Go through the lines below and copy each one that holds the string "сельского".

--- SUPPLIED DATA ---
━━━

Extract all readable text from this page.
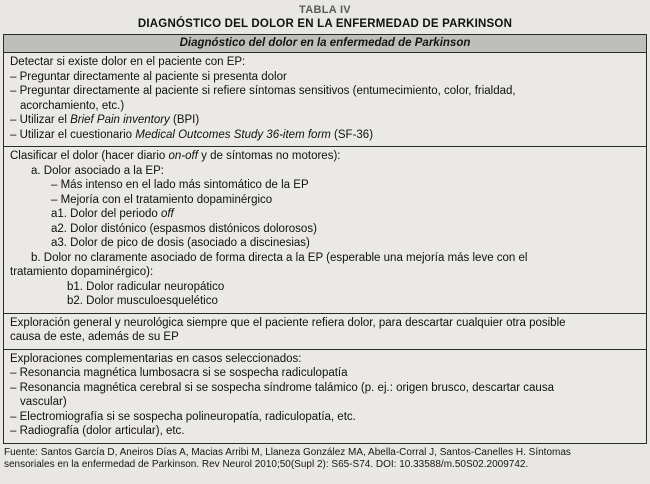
TABLA IV
DIAGNÓSTICO DEL DOLOR EN LA ENFERMEDAD DE PARKINSON
Diagnóstico del dolor en la enfermedad de Parkinson
Detectar si existe dolor en el paciente con EP:
– Preguntar directamente al paciente si presenta dolor
– Preguntar directamente al paciente si refiere síntomas sensitivos (entumecimiento, color, frialdad,
acorchamiento, etc.)
– Utilizar el Brief Pain inventory (BPI)
– Utilizar el cuestionario Medical Outcomes Study 36-item form (SF-36)
Clasificar el dolor (hacer diario on-off y de síntomas no motores):
a. Dolor asociado a la EP:
– Más intenso en el lado más sintomático de la EP
– Mejoría con el tratamiento dopaminérgico
a1. Dolor del periodo off
a2. Dolor distónico (espasmos distónicos dolorosos)
a3. Dolor de pico de dosis (asociado a discinesias)
b. Dolor no claramente asociado de forma directa a la EP (esperable una mejoría más leve con el
tratamiento dopaminérgico):
b1. Dolor radicular neuropático
b2. Dolor musculoesquelético
Exploración general y neurológica siempre que el paciente refiera dolor, para descartar cualquier otra posible
causa de este, además de su EP
Exploraciones complementarias en casos seleccionados:
– Resonancia magnética lumbosacra si se sospecha radiculopatía
– Resonancia magnética cerebral si se sospecha síndrome talámico (p. ej.: origen brusco, descartar causa
vascular)
– Electromiografía si se sospecha polineuropatía, radiculopatía, etc.
– Radiografía (dolor articular), etc.
Fuente: Santos García D, Aneiros Días A, Macias Arribi M, Llaneza González MA, Abella-Corral J, Santos-Canelles H. Síntomas
sensoriales en la enfermedad de Parkinson. Rev Neurol 2010;50(Supl 2): S65-S74. DOI: 10.33588/m.50S02.2009742.
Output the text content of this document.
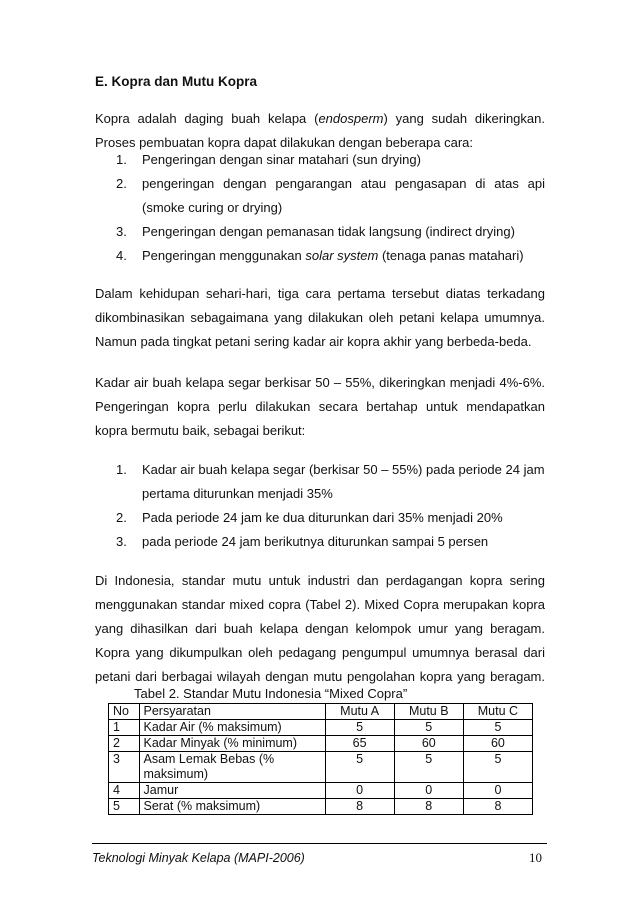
E. Kopra dan Mutu Kopra
Kopra adalah daging buah kelapa (endosperm) yang sudah dikeringkan.
Proses pembuatan kopra dapat dilakukan dengan beberapa cara:
1.	Pengeringan dengan sinar matahari (sun drying)
2.	pengeringan dengan pengarangan atau pengasapan di atas api
(smoke curing or drying)
3.	Pengeringan dengan pemanasan tidak langsung (indirect drying)
4.	Pengeringan menggunakan solar system (tenaga panas matahari)
Dalam kehidupan sehari-hari, tiga cara pertama tersebut diatas terkadang
dikombinasikan sebagaimana yang dilakukan oleh petani kelapa umumnya.
Namun pada tingkat petani sering kadar air kopra akhir yang berbeda-beda.
Kadar air buah kelapa segar berkisar 50 – 55%, dikeringkan menjadi 4%-6%.
Pengeringan kopra perlu dilakukan secara bertahap untuk mendapatkan
kopra bermutu baik, sebagai berikut:
1.	Kadar air buah kelapa segar (berkisar 50 – 55%) pada periode 24 jam
pertama diturunkan menjadi 35%
2.	Pada periode 24 jam ke dua diturunkan dari 35% menjadi 20%
3.	pada periode 24 jam berikutnya diturunkan sampai 5 persen
Di Indonesia, standar mutu untuk industri dan perdagangan kopra sering
menggunakan standar mixed copra (Tabel 2). Mixed Copra merupakan kopra
yang dihasilkan dari buah kelapa dengan kelompok umur yang beragam.
Kopra yang dikumpulkan oleh pedagang pengumpul umumnya berasal dari
petani dari berbagai wilayah dengan mutu pengolahan kopra yang beragam.
Tabel 2. Standar Mutu Indonesia “Mixed Copra”
No	Persyaratan	Mutu A	Mutu B	Mutu C
1	Kadar Air (% maksimum)	5	5	5
2	Kadar Minyak (% minimum)	65	60	60
3	Asam Lemak Bebas (% maksimum)	5	5	5
4	Jamur	0	0	0
5	Serat (% maksimum)	8	8	8
Teknologi Minyak Kelapa (MAPI-2006)	10
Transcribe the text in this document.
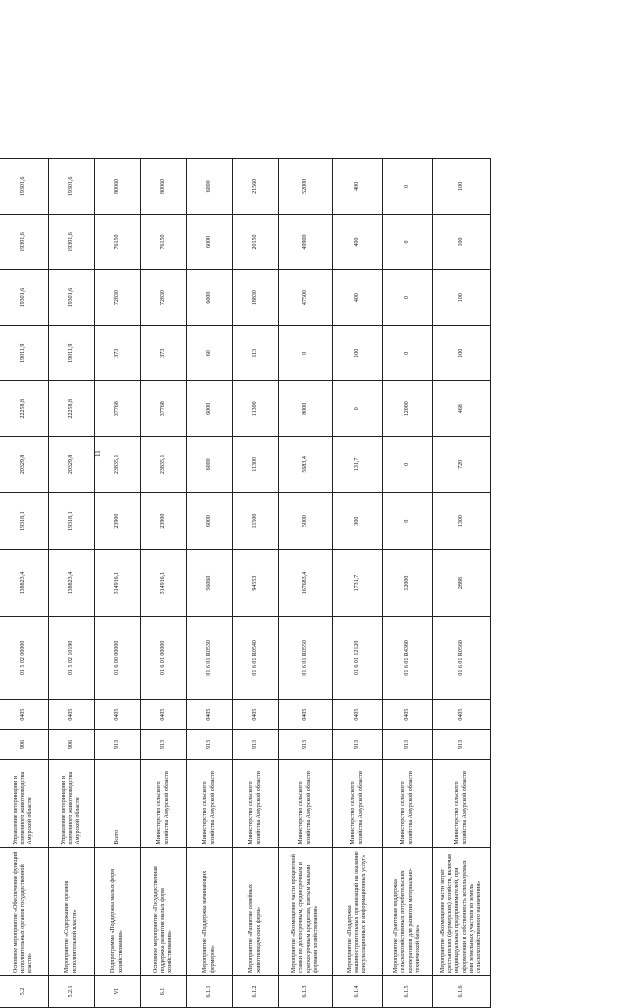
11

5.2	Основное мероприятие «Обеспечение функций исполнительных органов государственной власти»	Управление ветеринарии и племенного животноводства Амурской области	906	0405	01 5 02 00000	138823,4	19318,1	20329,8	22258,8	19011,9	19301,6	19301,6	19301,6
5.2.1	Мероприятие «Содержание органов исполнительной власти»	Управление ветеринарии и племенного животноводства Амурской области	906	0405	01 5 02 10190	138823,4	19318,1	20329,8	22258,8	19011,9	19301,6	19301,6	19301,6
VI	Подпрограмма «Поддержка малых форм хозяйствования»	Всего	913	0405	01 6 00 00000	314916,1	23900	23835,1	37768	373	72830	76150	80060
6.1	Основное мероприятие «Государственная поддержка развития малых форм хозяйствования»	Министерство сельского хозяйства Амурской области	913	0405	01 6 01 00000	314916,1	23900	23835,1	37768	373	72830	76150	80060
6.1.1	Мероприятие «Поддержка начинающих фермеров»	Министерство сельского хозяйства Амурской области	913	0405	01 6 01 R0530	56060	6000	6000	6000	60	6000	6000	6000
6.1.2	Мероприятие «Развитие семейных животноводческих ферм»	Министерство сельского хозяйства Амурской области	913	0405	01 6 01 R0540	94553	11500	11300	11300	113	18830	20150	21560
6.1.3	Мероприятие «Возмещение части процентной ставки по долгосрочным, среднесрочным и краткосрочным кредитам, взятым малыми формами хозяйствования»	Министерство сельского хозяйства Амурской области	913	0405	01 6 01 R0550	167683,4	5000	5683,4	8000	0	47500	49900	52000
6.1.4	Мероприятие «Поддержка машиностроительных организаций на оказание консультационных и информационных услуг»	Министерство сельского хозяйства Амурской области	913	0405	01 6 01 12120	1731,7	300	131,7	0	100	400	400	400
6.1.5	Мероприятие «Грантовая поддержка сельскохозяйственных потребительских кооперативов для развития материально-технической базы»	Министерство сельского хозяйства Амурской области	913	0405	01 6 01 R4380	12000	0	0	12000	0	0	0	0
6.1.6	Мероприятие «Возмещение части затрат крестьянских (фермерских) хозяйств, включая индивидуальных предпринимателей, при оформлении в собственность используемых ими земельных участков из земель сельскохозяйственного назначения»	Министерство сельского хозяйства Амурской области	913	0405	01 6 01 R0560	2888	1300	720	468	100	100	100	100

━━━

--- EXERCISE ANSWER ---
6.1	Основное мероприятие «Государственная поддержка развития малых форм хозяйствования»	Министерство сельского хозяйства Амурской области	913	0405	01 6 01 00000	314916,1	23900	23835,1	37768	373	72830	76150	80060
6.1.1	Мероприятие «Поддержка начинающих фермеров»	Министерство сельского хозяйства Амурской области	913	0405	01 6 01 R0530	56060	6000	6000	6000	60	6000	6000	6000
6.1.2	Мероприятие «Развитие семейных животноводческих ферм»	Министерство сельского хозяйства Амурской области	913	0405	01 6 01 R0540	94553	11500	11300	11300	113	18830	20150	21560
6.1.3	Мероприятие «Возмещение части процентной ставки по долгосрочным, среднесрочным и краткосрочным кредитам, взятым малыми формами хозяйствования»	Министерство сельского хозяйства Амурской области	913	0405	01 6 01 R0550	167683,4	5000	5683,4	8000	0	47500	49900	52000
6.1.4	Мероприятие «Поддержка машиностроительных организаций на оказание консультационных и информационных услуг»	Министерство сельского хозяйства Амурской области	913	0405	01 6 01 12120	1731,7	300	131,7	0	100	400	400	400
6.1.5	Мероприятие «Грантовая поддержка сельскохозяйственных потребительских кооперативов для развития материально-технической базы»	Министерство сельского хозяйства Амурской области	913	0405	01 6 01 R4380	12000	0	0	12000	0	0	0	0
6.1.6	Мероприятие «Возмещение части затрат крестьянских (фермерских) хозяйств, включая индивидуальных предпринимателей, при оформлении в собственность используемых ими земельных участков из земель сельскохозяйственного назначения»	Министерство сельского хозяйства Амурской области	913	0405	01 6 01 R0560	2888	1300	720	468	100	100	100	100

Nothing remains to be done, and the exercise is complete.